**Goal**
Using the records that follow, copy every line containing the word "advocatícios".

**Records for the task**
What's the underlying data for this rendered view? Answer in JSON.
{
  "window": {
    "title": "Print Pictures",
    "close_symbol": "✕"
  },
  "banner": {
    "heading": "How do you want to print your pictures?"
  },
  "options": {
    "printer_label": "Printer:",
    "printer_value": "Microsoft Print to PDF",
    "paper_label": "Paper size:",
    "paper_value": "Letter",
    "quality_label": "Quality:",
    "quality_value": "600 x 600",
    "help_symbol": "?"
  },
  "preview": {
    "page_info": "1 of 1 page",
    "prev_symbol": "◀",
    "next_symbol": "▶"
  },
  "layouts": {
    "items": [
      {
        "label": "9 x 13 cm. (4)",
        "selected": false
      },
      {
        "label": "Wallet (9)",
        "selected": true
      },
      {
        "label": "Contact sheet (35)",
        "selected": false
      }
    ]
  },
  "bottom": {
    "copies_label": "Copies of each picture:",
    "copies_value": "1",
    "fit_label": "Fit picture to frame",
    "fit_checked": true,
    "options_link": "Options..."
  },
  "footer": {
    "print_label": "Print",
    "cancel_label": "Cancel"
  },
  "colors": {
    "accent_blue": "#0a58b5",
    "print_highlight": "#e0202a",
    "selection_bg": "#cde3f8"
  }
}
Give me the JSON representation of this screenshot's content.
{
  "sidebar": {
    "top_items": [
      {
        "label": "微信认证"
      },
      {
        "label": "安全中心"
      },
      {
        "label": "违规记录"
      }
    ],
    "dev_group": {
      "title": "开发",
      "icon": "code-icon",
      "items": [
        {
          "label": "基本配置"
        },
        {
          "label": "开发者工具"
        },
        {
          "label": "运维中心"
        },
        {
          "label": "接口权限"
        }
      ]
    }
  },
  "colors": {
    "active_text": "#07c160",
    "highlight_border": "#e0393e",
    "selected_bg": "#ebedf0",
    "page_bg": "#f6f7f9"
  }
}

---

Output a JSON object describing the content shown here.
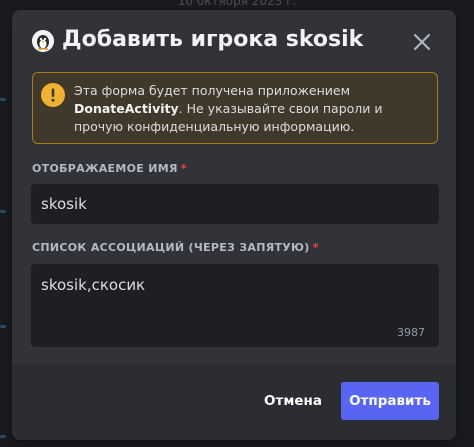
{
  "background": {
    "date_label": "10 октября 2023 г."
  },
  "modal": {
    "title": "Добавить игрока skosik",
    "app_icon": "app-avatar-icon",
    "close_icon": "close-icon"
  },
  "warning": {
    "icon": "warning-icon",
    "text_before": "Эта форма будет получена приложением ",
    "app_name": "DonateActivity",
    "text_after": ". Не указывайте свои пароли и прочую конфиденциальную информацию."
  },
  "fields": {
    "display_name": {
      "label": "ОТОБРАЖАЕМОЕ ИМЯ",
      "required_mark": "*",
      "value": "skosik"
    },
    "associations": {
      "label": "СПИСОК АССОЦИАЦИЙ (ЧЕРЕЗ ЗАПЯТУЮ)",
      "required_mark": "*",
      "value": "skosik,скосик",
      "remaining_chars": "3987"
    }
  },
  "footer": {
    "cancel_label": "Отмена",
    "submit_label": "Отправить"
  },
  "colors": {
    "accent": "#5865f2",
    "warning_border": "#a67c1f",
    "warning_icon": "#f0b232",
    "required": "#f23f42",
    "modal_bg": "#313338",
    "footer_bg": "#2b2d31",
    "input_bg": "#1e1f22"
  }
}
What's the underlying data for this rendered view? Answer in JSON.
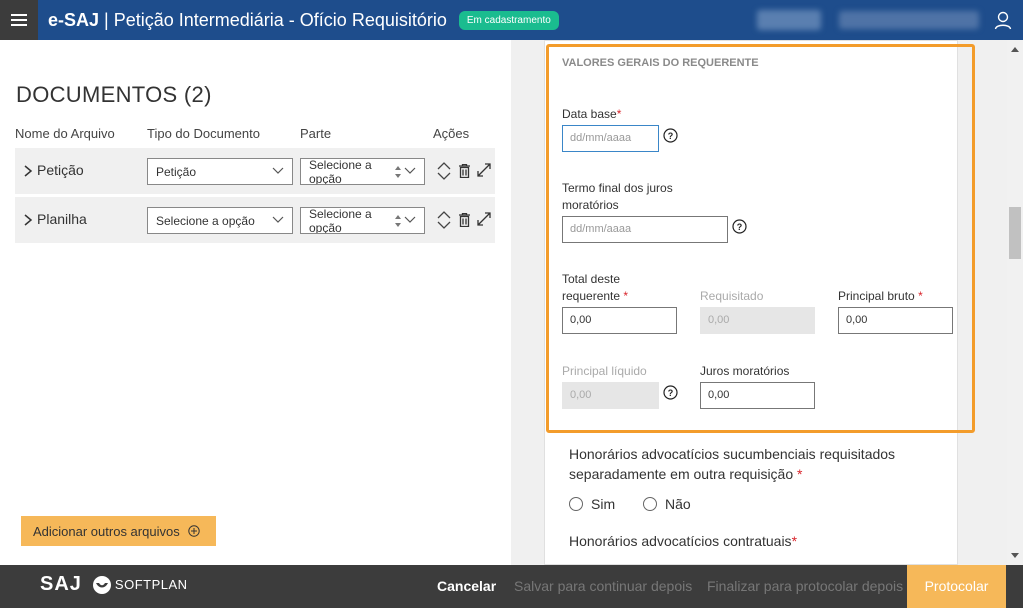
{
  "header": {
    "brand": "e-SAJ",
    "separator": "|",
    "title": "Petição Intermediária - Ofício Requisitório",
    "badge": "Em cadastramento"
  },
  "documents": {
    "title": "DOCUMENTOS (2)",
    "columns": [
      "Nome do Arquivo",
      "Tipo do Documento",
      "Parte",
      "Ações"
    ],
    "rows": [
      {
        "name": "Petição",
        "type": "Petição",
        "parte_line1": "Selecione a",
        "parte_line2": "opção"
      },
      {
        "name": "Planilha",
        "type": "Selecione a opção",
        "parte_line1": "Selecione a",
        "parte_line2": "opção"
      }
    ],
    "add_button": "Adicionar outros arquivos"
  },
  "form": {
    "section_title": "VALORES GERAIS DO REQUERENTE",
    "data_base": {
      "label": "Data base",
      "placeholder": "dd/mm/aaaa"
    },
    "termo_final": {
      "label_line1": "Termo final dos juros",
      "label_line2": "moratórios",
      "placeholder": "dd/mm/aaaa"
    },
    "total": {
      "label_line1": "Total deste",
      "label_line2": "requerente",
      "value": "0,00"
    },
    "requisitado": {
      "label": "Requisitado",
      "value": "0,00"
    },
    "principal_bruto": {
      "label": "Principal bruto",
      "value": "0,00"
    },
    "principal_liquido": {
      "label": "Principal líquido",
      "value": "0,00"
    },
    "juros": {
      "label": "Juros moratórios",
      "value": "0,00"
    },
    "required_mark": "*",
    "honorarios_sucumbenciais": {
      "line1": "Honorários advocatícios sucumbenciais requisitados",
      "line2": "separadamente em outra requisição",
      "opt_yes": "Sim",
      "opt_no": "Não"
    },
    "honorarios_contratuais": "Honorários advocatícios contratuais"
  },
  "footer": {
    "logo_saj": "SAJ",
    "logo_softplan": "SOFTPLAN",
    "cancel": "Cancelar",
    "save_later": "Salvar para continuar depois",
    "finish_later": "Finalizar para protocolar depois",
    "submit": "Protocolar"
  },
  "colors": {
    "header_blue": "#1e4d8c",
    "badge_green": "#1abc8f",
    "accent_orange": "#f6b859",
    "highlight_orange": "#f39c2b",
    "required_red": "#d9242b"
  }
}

...

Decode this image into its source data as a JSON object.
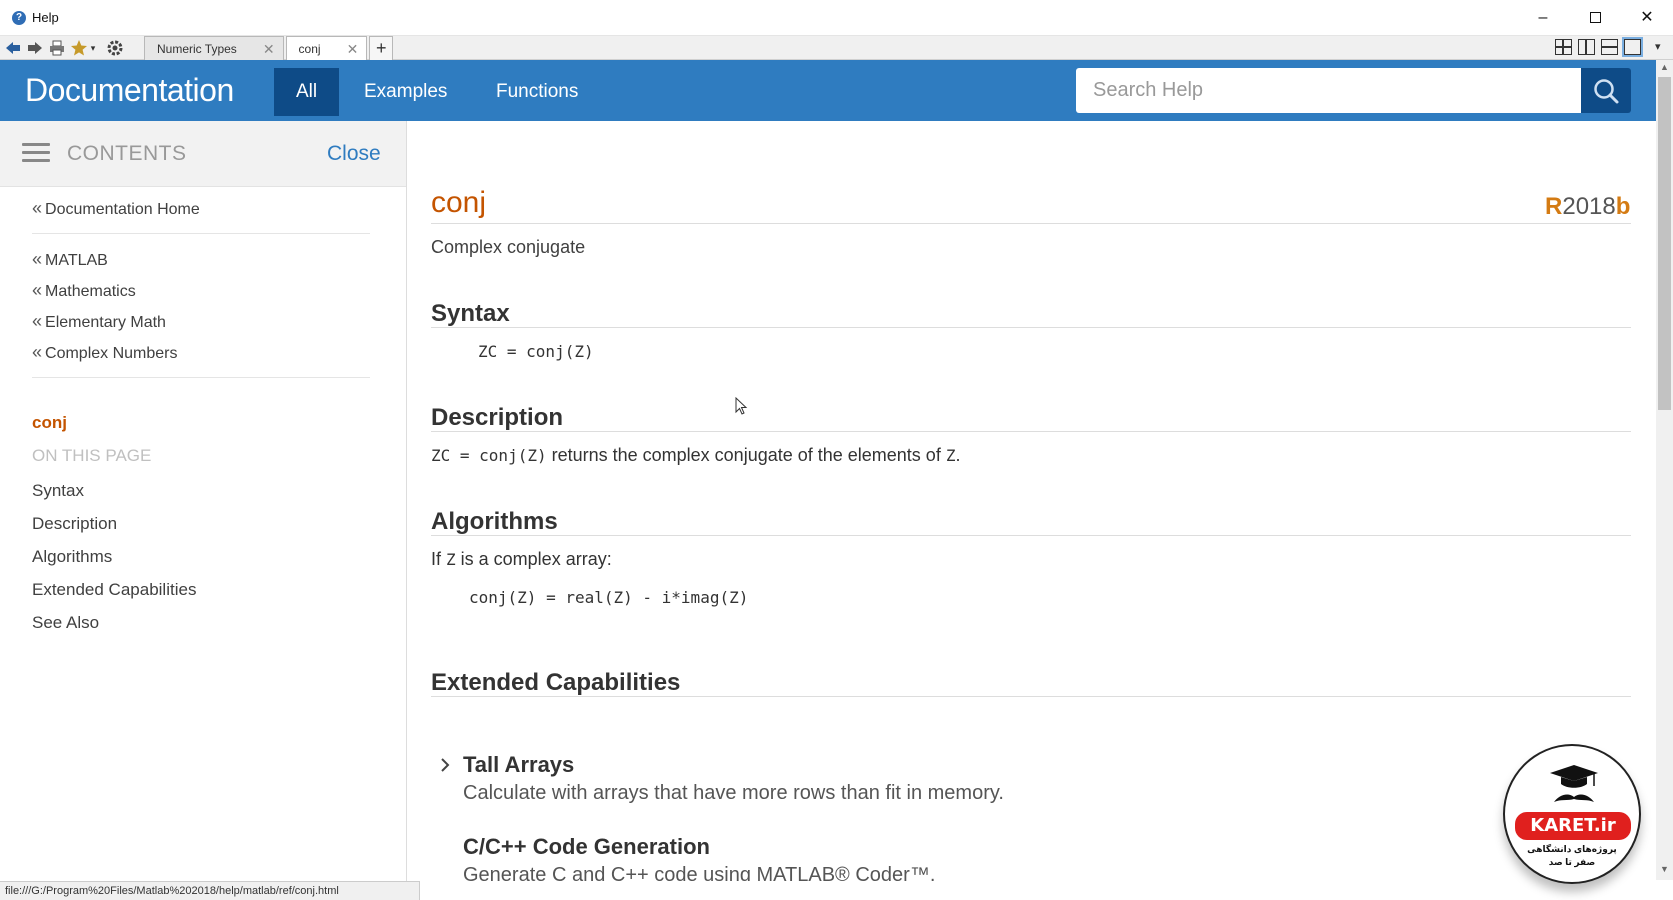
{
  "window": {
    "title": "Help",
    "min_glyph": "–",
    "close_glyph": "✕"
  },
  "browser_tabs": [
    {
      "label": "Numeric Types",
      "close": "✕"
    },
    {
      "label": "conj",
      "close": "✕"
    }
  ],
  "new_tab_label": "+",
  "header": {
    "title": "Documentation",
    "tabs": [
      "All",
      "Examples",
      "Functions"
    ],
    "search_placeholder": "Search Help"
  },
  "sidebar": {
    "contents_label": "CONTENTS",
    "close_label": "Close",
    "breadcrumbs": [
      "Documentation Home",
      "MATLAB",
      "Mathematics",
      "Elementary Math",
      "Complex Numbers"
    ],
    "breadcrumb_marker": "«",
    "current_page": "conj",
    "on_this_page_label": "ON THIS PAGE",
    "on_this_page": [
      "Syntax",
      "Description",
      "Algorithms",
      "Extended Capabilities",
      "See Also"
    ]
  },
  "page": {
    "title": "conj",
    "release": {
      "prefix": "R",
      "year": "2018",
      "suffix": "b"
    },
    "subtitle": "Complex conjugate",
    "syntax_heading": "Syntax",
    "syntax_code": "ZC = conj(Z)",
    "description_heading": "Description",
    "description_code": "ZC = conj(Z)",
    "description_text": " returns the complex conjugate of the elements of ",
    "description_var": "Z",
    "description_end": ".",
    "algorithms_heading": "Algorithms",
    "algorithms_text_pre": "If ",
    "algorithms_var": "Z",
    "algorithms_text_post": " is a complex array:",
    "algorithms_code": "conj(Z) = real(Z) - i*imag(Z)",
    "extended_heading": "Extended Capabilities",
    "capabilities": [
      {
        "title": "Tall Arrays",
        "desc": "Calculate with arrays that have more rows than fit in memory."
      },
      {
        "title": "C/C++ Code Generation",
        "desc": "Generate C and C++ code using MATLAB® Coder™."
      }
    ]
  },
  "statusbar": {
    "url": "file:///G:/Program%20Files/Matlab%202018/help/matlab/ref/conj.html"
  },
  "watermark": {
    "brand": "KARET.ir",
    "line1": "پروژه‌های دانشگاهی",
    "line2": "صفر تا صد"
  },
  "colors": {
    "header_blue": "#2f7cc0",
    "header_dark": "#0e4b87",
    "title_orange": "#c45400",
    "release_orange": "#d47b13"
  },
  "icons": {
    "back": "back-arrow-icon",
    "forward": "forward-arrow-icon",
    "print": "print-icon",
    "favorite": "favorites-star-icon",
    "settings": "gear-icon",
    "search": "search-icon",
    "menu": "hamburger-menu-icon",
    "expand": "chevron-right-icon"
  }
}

**Correct result**
      "line1": "Honorários advocatícios sucumbenciais requisitados",
    "honorarios_contratuais": "Honorários advocatícios contratuais"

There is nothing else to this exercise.